■ WHAT THIS TASK INVOLVES:
Leave the pictures out. Return all other data exactly.
───── ENTRIES
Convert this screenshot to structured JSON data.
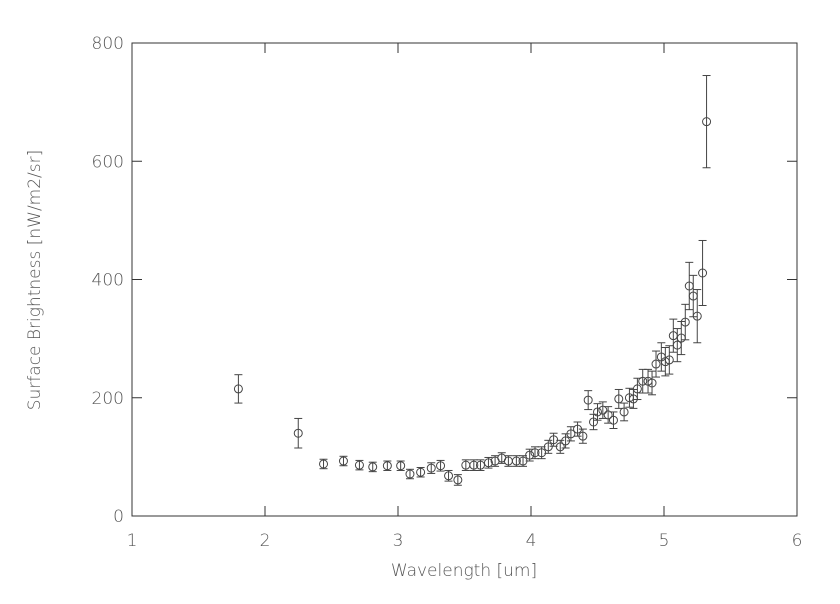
{
  "chart_data": {
    "type": "scatter",
    "xlabel": "Wavelength [um]",
    "ylabel": "Surface Brightness [nW/m2/sr]",
    "x": [
      1.8,
      2.25,
      2.44,
      2.59,
      2.71,
      2.81,
      2.92,
      3.02,
      3.09,
      3.17,
      3.25,
      3.32,
      3.38,
      3.45,
      3.51,
      3.57,
      3.62,
      3.68,
      3.73,
      3.78,
      3.83,
      3.89,
      3.94,
      3.99,
      4.03,
      4.08,
      4.13,
      4.17,
      4.22,
      4.26,
      4.3,
      4.35,
      4.39,
      4.43,
      4.47,
      4.5,
      4.54,
      4.58,
      4.62,
      4.66,
      4.7,
      4.74,
      4.77,
      4.8,
      4.84,
      4.88,
      4.91,
      4.94,
      4.98,
      5.01,
      5.04,
      5.07,
      5.1,
      5.13,
      5.16,
      5.19,
      5.22,
      5.25,
      5.29,
      5.32
    ],
    "values": [
      215,
      140,
      88,
      93,
      86,
      83,
      85,
      85,
      71,
      74,
      81,
      85,
      68,
      61,
      86,
      86,
      86,
      90,
      93,
      98,
      93,
      93,
      93,
      103,
      107,
      107,
      117,
      129,
      117,
      127,
      139,
      147,
      135,
      196,
      159,
      176,
      179,
      171,
      162,
      198,
      176,
      200,
      198,
      215,
      228,
      228,
      225,
      257,
      269,
      261,
      264,
      305,
      289,
      301,
      328,
      389,
      372,
      338,
      411,
      667
    ],
    "errors": [
      24,
      25,
      8,
      8,
      8,
      8,
      8,
      8,
      8,
      8,
      9,
      9,
      9,
      9,
      9,
      9,
      9,
      9,
      9,
      9,
      9,
      9,
      9,
      10,
      10,
      10,
      11,
      11,
      11,
      12,
      12,
      12,
      12,
      16,
      13,
      14,
      14,
      14,
      14,
      16,
      15,
      16,
      16,
      18,
      20,
      20,
      20,
      22,
      24,
      24,
      24,
      28,
      28,
      28,
      30,
      40,
      35,
      45,
      55,
      78
    ],
    "color": "#444444",
    "xlim": [
      1,
      6
    ],
    "xticks": [
      1,
      2,
      3,
      4,
      5,
      6
    ],
    "ylim": [
      0,
      800
    ],
    "yticks": [
      0,
      200,
      400,
      600,
      800
    ]
  }
}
──────────
■ RESPONSE TO THE EXERCISE:
Convert this screenshot to structured JSON data.
{
  "chart_data": {
    "type": "scatter",
    "xlabel": "Wavelength [um]",
    "ylabel": "Surface Brightness [nW/m2/sr]",
    "x": [
      1.8,
      2.25,
      2.44,
      2.59,
      2.71,
      2.81,
      2.92,
      3.02,
      3.09,
      3.17,
      3.25,
      3.32,
      3.38,
      3.45,
      3.51,
      3.57,
      3.62,
      3.68,
      3.73,
      3.78,
      3.83,
      3.89,
      3.94,
      3.99,
      4.03,
      4.08,
      4.13,
      4.17,
      4.22,
      4.26,
      4.3,
      4.35,
      4.39,
      4.43,
      4.47,
      4.5,
      4.54,
      4.58,
      4.62,
      4.66,
      4.7,
      4.74,
      4.77,
      4.8,
      4.84,
      4.88,
      4.91,
      4.94,
      4.98,
      5.01,
      5.04,
      5.07,
      5.1,
      5.13,
      5.16,
      5.19,
      5.22,
      5.25,
      5.29,
      5.32
    ],
    "values": [
      215,
      140,
      88,
      93,
      86,
      83,
      85,
      85,
      71,
      74,
      81,
      85,
      68,
      61,
      86,
      86,
      86,
      90,
      93,
      98,
      93,
      93,
      93,
      103,
      107,
      107,
      117,
      129,
      117,
      127,
      139,
      147,
      135,
      196,
      159,
      176,
      179,
      171,
      162,
      198,
      176,
      200,
      198,
      215,
      228,
      228,
      225,
      257,
      269,
      261,
      264,
      305,
      289,
      301,
      328,
      389,
      372,
      338,
      411,
      667
    ],
    "errors": [
      24,
      25,
      8,
      8,
      8,
      8,
      8,
      8,
      8,
      8,
      9,
      9,
      9,
      9,
      9,
      9,
      9,
      9,
      9,
      9,
      9,
      9,
      9,
      10,
      10,
      10,
      11,
      11,
      11,
      12,
      12,
      12,
      12,
      16,
      13,
      14,
      14,
      14,
      14,
      16,
      15,
      16,
      16,
      18,
      20,
      20,
      20,
      22,
      24,
      24,
      24,
      28,
      28,
      28,
      30,
      40,
      35,
      45,
      55,
      78
    ],
    "color": "#444444",
    "xlim": [
      1,
      6
    ],
    "xticks": [
      1,
      2,
      3,
      4,
      5,
      6
    ],
    "ylim": [
      0,
      800
    ],
    "yticks": [
      0,
      200,
      400,
      600,
      800
    ]
  }
}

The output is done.